REQUEST:
Exactly reproduce the lines that follow.

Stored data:
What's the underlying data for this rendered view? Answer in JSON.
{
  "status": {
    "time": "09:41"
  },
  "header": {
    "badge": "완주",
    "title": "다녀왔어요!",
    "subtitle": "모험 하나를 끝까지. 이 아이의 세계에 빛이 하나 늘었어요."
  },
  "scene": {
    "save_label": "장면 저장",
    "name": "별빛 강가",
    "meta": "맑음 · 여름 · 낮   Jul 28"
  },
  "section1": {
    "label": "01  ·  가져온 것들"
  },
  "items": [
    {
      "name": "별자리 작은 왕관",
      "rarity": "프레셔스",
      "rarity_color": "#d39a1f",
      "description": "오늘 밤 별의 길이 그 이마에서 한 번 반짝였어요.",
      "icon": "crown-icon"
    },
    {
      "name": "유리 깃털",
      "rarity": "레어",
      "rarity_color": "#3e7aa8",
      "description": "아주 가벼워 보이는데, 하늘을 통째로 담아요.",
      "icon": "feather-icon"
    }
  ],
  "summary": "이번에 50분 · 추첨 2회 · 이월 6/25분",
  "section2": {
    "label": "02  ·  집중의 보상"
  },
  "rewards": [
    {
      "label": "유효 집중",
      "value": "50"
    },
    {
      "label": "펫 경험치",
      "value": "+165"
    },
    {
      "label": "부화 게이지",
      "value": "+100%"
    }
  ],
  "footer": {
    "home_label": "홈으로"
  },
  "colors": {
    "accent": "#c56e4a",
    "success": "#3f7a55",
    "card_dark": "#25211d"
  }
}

EXERCISE RESULT:
What's the underlying data for this rendered view? Answer in JSON.
{
  "status": {
    "time": "09:41"
  },
  "header": {
    "badge": "완주",
    "title": "다녀왔어요!",
    "subtitle": "모험 하나를 끝까지. 이 아이의 세계에 빛이 하나 늘었어요."
  },
  "scene": {
    "save_label": "장면 저장",
    "name": "별빛 강가",
    "meta": "맑음 · 여름 · 낮   Jul 28"
  },
  "section1": {
    "label": "01  ·  가져온 것들"
  },
  "items": [
    {
      "name": "별자리 작은 왕관",
      "rarity": "프레셔스",
      "rarity_color": "#d39a1f",
      "description": "오늘 밤 별의 길이 그 이마에서 한 번 반짝였어요.",
      "icon": "crown-icon"
    },
    {
      "name": "유리 깃털",
      "rarity": "레어",
      "rarity_color": "#3e7aa8",
      "description": "아주 가벼워 보이는데, 하늘을 통째로 담아요.",
      "icon": "feather-icon"
    }
  ],
  "summary": "이번에 50분 · 추첨 2회 · 이월 6/25분",
  "section2": {
    "label": "02  ·  집중의 보상"
  },
  "rewards": [
    {
      "label": "유효 집중",
      "value": "50"
    },
    {
      "label": "펫 경험치",
      "value": "+165"
    },
    {
      "label": "부화 게이지",
      "value": "+100%"
    }
  ],
  "footer": {
    "home_label": "홈으로"
  },
  "colors": {
    "accent": "#c56e4a",
    "success": "#3f7a55",
    "card_dark": "#25211d"
  }
}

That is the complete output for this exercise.